**INSTRUCTIONS FOR THE TASK:** The required result is every line of the records that includes "Autoimmune".

**SOURCE RECORDS:**
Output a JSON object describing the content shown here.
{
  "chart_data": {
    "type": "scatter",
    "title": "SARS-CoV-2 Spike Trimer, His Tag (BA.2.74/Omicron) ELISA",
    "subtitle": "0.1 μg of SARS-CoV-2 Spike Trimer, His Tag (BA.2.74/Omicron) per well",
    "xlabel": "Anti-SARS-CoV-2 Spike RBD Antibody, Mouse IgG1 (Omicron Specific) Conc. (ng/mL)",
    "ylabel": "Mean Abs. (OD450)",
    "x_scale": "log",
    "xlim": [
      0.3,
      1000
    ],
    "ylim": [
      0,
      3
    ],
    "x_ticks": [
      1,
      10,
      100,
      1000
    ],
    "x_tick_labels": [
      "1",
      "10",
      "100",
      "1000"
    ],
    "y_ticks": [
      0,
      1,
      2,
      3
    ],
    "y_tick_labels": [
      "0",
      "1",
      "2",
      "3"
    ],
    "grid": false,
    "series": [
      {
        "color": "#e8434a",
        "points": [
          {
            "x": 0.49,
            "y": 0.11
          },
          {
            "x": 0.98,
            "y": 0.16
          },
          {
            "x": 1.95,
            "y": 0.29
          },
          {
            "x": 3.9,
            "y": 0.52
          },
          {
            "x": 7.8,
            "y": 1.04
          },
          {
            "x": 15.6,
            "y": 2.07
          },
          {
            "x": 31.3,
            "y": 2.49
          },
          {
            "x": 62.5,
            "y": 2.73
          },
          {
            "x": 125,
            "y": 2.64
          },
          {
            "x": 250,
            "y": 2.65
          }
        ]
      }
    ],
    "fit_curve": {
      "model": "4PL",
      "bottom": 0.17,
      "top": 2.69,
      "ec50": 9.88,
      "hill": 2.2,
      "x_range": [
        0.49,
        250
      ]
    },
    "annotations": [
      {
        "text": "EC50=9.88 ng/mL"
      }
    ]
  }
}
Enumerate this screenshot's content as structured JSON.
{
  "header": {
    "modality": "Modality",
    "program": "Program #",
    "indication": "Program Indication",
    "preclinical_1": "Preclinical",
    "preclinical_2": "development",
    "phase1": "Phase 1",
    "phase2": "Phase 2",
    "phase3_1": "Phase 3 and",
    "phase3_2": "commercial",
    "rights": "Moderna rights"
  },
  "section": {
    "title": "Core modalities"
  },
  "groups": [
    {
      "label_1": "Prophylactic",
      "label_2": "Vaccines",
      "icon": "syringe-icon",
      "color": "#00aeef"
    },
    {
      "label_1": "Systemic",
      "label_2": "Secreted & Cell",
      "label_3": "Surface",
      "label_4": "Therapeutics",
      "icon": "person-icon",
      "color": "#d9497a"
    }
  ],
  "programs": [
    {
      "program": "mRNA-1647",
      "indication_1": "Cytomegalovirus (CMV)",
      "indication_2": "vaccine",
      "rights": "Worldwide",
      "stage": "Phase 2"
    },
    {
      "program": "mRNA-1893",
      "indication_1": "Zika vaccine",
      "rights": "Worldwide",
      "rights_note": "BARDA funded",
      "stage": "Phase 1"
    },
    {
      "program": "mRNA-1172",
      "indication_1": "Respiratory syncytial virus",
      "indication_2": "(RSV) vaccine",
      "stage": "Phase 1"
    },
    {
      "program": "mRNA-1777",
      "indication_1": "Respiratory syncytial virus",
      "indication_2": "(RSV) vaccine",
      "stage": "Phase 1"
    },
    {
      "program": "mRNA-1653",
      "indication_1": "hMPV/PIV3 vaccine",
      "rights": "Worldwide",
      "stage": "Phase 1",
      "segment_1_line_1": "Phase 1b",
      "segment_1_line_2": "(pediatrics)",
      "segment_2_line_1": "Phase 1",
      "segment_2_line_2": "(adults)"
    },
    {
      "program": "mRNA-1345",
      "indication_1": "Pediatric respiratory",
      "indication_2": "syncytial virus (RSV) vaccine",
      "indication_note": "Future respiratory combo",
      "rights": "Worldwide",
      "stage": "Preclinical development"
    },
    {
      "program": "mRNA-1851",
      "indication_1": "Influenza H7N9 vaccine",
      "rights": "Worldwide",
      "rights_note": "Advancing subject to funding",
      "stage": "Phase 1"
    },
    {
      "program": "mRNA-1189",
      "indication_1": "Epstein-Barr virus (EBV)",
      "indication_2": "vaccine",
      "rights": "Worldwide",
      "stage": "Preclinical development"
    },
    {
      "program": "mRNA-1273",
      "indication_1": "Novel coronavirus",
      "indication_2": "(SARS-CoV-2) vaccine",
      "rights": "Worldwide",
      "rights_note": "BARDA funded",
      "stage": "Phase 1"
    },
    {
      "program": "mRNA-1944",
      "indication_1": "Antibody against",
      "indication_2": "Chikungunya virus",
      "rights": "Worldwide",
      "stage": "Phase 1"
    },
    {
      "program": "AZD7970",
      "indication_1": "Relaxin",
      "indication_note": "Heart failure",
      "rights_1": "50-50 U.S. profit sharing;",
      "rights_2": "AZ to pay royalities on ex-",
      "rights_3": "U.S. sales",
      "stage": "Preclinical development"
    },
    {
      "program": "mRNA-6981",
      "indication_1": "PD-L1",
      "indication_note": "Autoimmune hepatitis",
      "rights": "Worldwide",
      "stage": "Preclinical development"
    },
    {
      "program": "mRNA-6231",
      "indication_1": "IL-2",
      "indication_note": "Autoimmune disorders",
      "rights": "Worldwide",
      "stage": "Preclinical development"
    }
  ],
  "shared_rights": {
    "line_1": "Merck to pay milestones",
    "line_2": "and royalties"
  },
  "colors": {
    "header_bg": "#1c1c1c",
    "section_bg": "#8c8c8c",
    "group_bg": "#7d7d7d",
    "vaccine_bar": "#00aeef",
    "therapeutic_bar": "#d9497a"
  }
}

**EXERCISE ANSWER:**
      "indication_note": "Autoimmune hepatitis",
      "indication_note": "Autoimmune disorders",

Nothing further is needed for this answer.